> Given problem
Select the lines that contain "Length" and copy each of them.

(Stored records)
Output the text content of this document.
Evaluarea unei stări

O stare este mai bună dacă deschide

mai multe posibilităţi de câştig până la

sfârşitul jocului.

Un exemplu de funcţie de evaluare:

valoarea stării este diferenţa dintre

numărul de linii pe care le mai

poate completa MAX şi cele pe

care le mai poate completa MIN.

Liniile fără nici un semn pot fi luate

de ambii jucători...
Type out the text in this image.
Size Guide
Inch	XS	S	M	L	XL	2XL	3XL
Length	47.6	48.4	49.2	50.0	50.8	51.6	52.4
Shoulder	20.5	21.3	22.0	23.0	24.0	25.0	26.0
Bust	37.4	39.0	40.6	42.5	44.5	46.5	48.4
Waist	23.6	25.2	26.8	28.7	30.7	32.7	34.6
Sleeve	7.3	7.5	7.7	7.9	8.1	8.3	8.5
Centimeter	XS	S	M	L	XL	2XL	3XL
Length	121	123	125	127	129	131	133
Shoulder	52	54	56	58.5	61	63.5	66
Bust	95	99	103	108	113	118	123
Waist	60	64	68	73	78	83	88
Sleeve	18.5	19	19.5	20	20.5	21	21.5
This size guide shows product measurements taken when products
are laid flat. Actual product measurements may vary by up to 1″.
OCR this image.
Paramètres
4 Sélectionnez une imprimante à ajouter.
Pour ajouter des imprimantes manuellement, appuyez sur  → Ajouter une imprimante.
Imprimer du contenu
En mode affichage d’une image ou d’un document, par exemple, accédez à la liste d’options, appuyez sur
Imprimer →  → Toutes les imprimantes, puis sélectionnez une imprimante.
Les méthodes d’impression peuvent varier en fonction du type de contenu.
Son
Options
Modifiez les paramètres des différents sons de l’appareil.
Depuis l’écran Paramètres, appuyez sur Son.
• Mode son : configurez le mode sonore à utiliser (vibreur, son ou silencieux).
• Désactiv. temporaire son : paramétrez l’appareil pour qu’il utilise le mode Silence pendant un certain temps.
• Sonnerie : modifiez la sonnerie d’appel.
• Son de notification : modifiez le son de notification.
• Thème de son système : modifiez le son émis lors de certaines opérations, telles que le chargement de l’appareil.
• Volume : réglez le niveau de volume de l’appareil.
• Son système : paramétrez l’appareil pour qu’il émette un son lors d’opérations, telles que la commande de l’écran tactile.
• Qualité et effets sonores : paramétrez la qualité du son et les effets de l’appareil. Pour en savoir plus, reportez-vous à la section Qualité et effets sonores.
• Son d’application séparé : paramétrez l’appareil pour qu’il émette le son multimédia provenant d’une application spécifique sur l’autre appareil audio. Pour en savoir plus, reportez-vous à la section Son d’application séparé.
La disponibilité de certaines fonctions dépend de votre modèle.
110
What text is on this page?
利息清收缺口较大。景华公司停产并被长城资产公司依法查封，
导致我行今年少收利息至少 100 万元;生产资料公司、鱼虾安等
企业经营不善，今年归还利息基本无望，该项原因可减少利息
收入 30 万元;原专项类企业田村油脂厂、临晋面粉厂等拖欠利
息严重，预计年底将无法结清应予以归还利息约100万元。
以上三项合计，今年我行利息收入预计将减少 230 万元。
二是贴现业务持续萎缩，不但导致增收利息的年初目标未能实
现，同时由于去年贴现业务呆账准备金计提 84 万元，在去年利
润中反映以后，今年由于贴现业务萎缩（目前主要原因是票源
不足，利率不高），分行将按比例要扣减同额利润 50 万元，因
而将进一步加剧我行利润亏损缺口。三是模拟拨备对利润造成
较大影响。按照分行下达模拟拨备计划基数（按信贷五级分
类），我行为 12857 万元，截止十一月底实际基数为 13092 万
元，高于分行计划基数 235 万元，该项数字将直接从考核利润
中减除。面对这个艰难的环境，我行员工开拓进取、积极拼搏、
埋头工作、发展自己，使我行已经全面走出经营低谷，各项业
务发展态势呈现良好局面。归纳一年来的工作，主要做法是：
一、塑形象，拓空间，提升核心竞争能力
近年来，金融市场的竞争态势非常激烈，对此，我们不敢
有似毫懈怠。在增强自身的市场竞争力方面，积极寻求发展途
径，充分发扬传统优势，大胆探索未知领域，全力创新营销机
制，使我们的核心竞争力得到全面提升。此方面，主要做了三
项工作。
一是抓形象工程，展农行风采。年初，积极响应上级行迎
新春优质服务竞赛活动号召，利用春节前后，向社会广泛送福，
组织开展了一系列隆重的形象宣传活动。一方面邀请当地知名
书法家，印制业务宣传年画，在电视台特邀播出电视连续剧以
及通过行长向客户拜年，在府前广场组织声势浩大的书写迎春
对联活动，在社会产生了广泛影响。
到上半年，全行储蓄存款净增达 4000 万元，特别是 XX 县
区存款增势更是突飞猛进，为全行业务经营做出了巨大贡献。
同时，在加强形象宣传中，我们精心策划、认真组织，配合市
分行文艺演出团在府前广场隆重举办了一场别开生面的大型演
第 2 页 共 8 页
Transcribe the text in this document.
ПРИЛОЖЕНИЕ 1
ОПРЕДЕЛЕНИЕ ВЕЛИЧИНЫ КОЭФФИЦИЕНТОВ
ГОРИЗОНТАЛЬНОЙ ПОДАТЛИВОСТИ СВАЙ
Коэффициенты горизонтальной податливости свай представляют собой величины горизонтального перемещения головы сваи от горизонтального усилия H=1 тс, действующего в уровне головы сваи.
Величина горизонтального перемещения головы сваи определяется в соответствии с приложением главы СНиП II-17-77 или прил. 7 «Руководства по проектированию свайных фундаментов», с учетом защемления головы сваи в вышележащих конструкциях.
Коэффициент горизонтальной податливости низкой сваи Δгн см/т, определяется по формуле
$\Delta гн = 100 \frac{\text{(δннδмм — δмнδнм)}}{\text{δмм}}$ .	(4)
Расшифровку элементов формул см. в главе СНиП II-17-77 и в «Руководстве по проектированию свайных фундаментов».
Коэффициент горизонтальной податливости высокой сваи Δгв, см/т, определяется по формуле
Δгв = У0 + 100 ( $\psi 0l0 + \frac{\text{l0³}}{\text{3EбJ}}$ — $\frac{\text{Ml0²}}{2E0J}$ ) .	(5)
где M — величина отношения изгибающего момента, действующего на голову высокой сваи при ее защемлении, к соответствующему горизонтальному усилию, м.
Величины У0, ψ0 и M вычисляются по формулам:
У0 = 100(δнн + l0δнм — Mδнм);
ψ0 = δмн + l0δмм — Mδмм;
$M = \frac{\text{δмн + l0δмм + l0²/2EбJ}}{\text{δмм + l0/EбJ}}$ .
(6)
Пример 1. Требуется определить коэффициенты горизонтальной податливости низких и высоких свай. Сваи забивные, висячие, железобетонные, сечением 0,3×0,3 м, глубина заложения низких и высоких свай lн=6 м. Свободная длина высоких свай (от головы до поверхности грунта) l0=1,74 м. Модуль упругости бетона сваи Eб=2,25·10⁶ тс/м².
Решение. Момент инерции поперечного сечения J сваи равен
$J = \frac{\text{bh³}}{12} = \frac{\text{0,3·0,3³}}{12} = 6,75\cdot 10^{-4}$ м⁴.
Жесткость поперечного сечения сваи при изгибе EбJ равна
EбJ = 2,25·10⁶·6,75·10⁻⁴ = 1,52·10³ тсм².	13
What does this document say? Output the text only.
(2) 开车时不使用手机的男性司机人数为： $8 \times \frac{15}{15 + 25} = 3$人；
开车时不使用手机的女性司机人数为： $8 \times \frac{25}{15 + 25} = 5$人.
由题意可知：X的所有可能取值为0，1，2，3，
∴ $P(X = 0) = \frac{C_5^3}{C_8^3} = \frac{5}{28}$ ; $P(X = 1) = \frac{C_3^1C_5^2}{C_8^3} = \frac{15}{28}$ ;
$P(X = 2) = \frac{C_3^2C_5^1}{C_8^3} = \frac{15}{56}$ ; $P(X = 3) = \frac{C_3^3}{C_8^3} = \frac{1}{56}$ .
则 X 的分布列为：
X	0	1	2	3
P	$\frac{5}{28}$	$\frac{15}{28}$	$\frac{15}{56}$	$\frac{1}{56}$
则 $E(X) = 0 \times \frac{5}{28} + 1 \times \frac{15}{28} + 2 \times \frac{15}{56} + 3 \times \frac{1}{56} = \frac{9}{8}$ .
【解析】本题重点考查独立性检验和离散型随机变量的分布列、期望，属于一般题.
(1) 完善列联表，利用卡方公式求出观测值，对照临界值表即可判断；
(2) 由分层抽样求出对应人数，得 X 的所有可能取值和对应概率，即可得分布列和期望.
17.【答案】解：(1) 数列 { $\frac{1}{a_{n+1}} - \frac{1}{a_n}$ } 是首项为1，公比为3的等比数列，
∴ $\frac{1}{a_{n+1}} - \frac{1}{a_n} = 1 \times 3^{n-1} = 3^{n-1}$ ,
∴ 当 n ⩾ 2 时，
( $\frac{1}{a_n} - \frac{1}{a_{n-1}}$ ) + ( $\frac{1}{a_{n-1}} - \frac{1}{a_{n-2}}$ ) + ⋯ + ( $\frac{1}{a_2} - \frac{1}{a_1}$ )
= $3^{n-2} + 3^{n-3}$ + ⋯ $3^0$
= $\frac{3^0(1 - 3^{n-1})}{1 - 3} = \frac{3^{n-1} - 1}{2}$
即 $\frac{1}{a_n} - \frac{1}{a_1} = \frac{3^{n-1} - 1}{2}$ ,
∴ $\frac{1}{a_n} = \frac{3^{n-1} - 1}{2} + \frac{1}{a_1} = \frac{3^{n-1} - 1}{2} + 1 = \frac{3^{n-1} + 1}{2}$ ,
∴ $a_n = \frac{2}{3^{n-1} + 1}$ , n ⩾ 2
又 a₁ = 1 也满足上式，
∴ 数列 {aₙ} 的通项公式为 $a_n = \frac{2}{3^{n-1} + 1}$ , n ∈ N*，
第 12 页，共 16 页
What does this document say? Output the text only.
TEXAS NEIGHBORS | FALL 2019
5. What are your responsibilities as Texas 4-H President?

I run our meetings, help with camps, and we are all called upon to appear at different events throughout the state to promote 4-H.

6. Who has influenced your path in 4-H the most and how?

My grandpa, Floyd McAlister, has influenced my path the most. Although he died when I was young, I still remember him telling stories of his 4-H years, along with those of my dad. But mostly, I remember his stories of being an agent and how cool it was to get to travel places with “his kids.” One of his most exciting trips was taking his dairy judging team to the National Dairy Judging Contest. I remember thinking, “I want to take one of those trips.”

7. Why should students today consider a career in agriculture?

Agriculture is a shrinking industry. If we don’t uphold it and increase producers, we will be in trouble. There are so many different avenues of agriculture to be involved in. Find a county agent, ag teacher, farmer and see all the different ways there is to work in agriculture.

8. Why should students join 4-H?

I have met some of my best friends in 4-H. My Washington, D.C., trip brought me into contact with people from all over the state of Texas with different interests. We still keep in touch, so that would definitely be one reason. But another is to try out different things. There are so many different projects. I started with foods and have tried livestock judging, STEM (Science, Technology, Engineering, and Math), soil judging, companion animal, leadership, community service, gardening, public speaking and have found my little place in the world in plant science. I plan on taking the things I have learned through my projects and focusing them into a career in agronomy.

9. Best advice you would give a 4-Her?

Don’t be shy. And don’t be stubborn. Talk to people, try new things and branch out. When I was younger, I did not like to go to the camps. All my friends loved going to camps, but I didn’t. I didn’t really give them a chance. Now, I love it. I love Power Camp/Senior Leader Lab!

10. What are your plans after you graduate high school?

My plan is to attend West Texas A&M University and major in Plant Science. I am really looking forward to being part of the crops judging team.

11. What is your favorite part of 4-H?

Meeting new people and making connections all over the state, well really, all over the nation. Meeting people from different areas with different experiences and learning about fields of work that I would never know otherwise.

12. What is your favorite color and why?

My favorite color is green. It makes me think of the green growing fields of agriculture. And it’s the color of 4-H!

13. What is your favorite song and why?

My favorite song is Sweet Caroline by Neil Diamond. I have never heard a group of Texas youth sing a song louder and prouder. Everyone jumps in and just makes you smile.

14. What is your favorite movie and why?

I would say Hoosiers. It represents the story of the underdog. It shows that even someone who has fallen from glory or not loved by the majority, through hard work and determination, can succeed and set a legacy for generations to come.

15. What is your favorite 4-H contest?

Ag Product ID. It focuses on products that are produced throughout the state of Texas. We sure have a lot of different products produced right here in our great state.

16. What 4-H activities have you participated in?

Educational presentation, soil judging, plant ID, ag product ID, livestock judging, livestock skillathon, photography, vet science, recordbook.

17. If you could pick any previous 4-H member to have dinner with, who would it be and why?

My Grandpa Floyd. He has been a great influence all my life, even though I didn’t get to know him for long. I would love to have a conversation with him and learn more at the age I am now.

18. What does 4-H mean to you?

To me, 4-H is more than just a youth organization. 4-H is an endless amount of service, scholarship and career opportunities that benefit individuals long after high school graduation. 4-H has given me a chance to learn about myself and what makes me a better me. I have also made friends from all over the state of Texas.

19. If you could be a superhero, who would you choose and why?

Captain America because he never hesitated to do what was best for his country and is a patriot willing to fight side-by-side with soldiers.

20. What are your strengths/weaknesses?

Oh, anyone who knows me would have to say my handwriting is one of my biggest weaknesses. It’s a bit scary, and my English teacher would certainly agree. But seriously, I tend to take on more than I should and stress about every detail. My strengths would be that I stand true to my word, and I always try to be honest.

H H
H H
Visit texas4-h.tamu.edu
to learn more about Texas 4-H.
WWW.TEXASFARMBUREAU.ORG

> Written reply
Length	47.6	48.4	49.2	50.0	50.8	51.6	52.4
Length	121	123	125	127	129	131	133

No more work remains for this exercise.